start

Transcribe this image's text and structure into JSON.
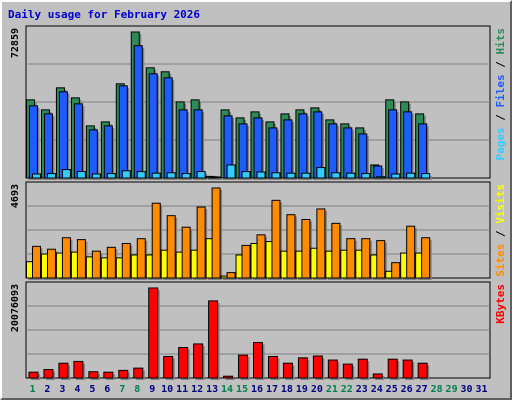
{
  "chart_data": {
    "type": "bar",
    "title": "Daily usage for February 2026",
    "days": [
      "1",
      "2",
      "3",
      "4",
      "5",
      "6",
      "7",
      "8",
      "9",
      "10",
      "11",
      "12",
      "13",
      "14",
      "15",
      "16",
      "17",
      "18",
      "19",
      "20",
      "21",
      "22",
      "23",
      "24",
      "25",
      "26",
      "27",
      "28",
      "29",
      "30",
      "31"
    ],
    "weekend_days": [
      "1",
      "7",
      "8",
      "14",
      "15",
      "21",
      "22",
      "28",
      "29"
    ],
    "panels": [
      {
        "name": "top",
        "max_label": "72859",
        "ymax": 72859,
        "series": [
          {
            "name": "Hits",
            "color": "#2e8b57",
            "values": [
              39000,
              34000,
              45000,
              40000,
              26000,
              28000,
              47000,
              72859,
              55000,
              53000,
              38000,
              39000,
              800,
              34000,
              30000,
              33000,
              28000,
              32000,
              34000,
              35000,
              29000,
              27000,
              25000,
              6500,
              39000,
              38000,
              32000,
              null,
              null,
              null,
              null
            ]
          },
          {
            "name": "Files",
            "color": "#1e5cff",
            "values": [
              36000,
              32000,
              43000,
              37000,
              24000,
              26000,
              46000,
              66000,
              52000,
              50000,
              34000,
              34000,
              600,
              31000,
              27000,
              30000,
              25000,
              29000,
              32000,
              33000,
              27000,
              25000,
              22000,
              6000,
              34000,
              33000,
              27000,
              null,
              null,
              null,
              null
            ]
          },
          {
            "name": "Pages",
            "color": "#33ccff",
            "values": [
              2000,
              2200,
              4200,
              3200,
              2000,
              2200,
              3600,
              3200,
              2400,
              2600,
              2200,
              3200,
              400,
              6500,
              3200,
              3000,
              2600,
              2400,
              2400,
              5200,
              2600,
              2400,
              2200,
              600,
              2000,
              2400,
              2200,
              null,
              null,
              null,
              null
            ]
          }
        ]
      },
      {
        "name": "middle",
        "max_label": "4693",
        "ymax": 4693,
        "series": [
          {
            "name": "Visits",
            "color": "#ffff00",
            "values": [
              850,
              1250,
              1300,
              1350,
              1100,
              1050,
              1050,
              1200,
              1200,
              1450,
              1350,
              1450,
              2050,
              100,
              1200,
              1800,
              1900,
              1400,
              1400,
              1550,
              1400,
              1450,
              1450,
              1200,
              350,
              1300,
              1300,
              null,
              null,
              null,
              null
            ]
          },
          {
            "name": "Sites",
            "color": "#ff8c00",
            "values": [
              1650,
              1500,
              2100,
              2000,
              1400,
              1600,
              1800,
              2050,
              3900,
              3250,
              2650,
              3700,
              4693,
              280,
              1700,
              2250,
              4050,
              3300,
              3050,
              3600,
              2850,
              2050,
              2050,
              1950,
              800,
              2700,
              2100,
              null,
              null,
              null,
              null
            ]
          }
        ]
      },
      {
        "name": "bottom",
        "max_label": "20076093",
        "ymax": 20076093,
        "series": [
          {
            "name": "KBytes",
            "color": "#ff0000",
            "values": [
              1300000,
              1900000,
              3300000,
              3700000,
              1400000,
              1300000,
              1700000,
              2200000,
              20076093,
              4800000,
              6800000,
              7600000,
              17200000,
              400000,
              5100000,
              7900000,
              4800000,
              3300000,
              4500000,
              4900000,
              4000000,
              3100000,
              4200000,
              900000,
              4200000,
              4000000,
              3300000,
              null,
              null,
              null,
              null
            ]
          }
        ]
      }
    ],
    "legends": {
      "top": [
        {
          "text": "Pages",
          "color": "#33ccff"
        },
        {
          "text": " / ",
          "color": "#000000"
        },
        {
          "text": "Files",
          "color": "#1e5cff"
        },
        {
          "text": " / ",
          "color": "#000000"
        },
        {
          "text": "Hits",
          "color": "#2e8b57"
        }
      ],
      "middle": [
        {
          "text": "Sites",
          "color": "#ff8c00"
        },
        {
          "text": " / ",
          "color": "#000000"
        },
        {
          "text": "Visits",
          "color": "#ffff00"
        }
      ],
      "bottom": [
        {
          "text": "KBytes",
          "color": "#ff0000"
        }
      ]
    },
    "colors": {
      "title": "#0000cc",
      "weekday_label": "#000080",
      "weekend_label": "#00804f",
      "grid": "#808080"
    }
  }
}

end

What you have to do: Leave out the pictures and print each record exactly as it stands.

Solution to the exercise:
Transcribe this image's text and structure into JSON.
{
  "chart_data": {
    "type": "bar",
    "title": "Daily usage for February 2026",
    "days": [
      "1",
      "2",
      "3",
      "4",
      "5",
      "6",
      "7",
      "8",
      "9",
      "10",
      "11",
      "12",
      "13",
      "14",
      "15",
      "16",
      "17",
      "18",
      "19",
      "20",
      "21",
      "22",
      "23",
      "24",
      "25",
      "26",
      "27",
      "28",
      "29",
      "30",
      "31"
    ],
    "weekend_days": [
      "1",
      "7",
      "8",
      "14",
      "15",
      "21",
      "22",
      "28",
      "29"
    ],
    "panels": [
      {
        "name": "top",
        "max_label": "72859",
        "ymax": 72859,
        "series": [
          {
            "name": "Hits",
            "color": "#2e8b57",
            "values": [
              39000,
              34000,
              45000,
              40000,
              26000,
              28000,
              47000,
              72859,
              55000,
              53000,
              38000,
              39000,
              800,
              34000,
              30000,
              33000,
              28000,
              32000,
              34000,
              35000,
              29000,
              27000,
              25000,
              6500,
              39000,
              38000,
              32000,
              null,
              null,
              null,
              null
            ]
          },
          {
            "name": "Files",
            "color": "#1e5cff",
            "values": [
              36000,
              32000,
              43000,
              37000,
              24000,
              26000,
              46000,
              66000,
              52000,
              50000,
              34000,
              34000,
              600,
              31000,
              27000,
              30000,
              25000,
              29000,
              32000,
              33000,
              27000,
              25000,
              22000,
              6000,
              34000,
              33000,
              27000,
              null,
              null,
              null,
              null
            ]
          },
          {
            "name": "Pages",
            "color": "#33ccff",
            "values": [
              2000,
              2200,
              4200,
              3200,
              2000,
              2200,
              3600,
              3200,
              2400,
              2600,
              2200,
              3200,
              400,
              6500,
              3200,
              3000,
              2600,
              2400,
              2400,
              5200,
              2600,
              2400,
              2200,
              600,
              2000,
              2400,
              2200,
              null,
              null,
              null,
              null
            ]
          }
        ]
      },
      {
        "name": "middle",
        "max_label": "4693",
        "ymax": 4693,
        "series": [
          {
            "name": "Visits",
            "color": "#ffff00",
            "values": [
              850,
              1250,
              1300,
              1350,
              1100,
              1050,
              1050,
              1200,
              1200,
              1450,
              1350,
              1450,
              2050,
              100,
              1200,
              1800,
              1900,
              1400,
              1400,
              1550,
              1400,
              1450,
              1450,
              1200,
              350,
              1300,
              1300,
              null,
              null,
              null,
              null
            ]
          },
          {
            "name": "Sites",
            "color": "#ff8c00",
            "values": [
              1650,
              1500,
              2100,
              2000,
              1400,
              1600,
              1800,
              2050,
              3900,
              3250,
              2650,
              3700,
              4693,
              280,
              1700,
              2250,
              4050,
              3300,
              3050,
              3600,
              2850,
              2050,
              2050,
              1950,
              800,
              2700,
              2100,
              null,
              null,
              null,
              null
            ]
          }
        ]
      },
      {
        "name": "bottom",
        "max_label": "20076093",
        "ymax": 20076093,
        "series": [
          {
            "name": "KBytes",
            "color": "#ff0000",
            "values": [
              1300000,
              1900000,
              3300000,
              3700000,
              1400000,
              1300000,
              1700000,
              2200000,
              20076093,
              4800000,
              6800000,
              7600000,
              17200000,
              400000,
              5100000,
              7900000,
              4800000,
              3300000,
              4500000,
              4900000,
              4000000,
              3100000,
              4200000,
              900000,
              4200000,
              4000000,
              3300000,
              null,
              null,
              null,
              null
            ]
          }
        ]
      }
    ],
    "legends": {
      "top": [
        {
          "text": "Pages",
          "color": "#33ccff"
        },
        {
          "text": " / ",
          "color": "#000000"
        },
        {
          "text": "Files",
          "color": "#1e5cff"
        },
        {
          "text": " / ",
          "color": "#000000"
        },
        {
          "text": "Hits",
          "color": "#2e8b57"
        }
      ],
      "middle": [
        {
          "text": "Sites",
          "color": "#ff8c00"
        },
        {
          "text": " / ",
          "color": "#000000"
        },
        {
          "text": "Visits",
          "color": "#ffff00"
        }
      ],
      "bottom": [
        {
          "text": "KBytes",
          "color": "#ff0000"
        }
      ]
    },
    "colors": {
      "title": "#0000cc",
      "weekday_label": "#000080",
      "weekend_label": "#00804f",
      "grid": "#808080"
    }
  }
}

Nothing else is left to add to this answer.